• Exercise:
Reproduce the listing below word for word, starting with its first line and ending with the line that contains "breadcrumb-item-reoler[interactable]: Reoler og". Include both of those lines.

+ + + + +

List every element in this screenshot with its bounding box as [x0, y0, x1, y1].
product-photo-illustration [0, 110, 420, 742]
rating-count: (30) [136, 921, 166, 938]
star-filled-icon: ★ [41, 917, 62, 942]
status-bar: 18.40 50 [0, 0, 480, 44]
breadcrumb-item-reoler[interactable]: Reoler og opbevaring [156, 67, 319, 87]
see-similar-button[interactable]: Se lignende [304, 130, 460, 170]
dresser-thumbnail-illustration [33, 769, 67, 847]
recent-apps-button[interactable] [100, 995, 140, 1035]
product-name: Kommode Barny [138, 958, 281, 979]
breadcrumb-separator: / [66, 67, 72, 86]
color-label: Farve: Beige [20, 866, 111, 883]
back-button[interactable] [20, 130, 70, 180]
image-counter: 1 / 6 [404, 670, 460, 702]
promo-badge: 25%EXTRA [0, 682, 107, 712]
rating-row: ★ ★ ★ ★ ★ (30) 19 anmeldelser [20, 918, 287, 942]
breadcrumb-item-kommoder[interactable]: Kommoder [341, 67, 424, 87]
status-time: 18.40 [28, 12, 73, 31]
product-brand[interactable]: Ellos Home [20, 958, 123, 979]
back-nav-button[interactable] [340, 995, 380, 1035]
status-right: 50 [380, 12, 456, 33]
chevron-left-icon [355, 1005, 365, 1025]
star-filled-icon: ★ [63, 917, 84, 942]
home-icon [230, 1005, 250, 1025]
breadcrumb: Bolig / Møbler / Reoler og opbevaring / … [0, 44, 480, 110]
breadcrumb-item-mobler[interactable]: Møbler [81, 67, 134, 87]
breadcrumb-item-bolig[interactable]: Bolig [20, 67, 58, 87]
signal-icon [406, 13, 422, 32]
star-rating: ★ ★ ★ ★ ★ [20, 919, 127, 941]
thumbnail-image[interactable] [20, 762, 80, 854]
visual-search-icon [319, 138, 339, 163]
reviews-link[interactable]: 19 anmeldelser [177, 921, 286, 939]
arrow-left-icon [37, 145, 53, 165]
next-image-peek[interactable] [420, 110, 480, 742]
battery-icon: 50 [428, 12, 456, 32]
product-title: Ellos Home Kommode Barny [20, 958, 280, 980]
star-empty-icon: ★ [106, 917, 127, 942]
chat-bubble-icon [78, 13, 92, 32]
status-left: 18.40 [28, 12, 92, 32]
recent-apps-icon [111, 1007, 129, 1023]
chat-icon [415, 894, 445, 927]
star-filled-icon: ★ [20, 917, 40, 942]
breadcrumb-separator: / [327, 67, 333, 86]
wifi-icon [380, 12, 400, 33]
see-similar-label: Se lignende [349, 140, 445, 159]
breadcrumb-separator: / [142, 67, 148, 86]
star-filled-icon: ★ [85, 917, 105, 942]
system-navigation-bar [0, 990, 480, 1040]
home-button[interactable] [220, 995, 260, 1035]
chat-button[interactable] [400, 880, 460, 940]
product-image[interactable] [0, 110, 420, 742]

+ + + + +

• Expected answer:
List every element in this screenshot with its bounding box as [x0, y0, x1, y1].
product-photo-illustration [0, 110, 420, 742]
rating-count: (30) [136, 921, 166, 938]
star-filled-icon: ★ [41, 917, 62, 942]
status-bar: 18.40 50 [0, 0, 480, 44]
breadcrumb-item-reoler[interactable]: Reoler og opbevaring [156, 67, 319, 87]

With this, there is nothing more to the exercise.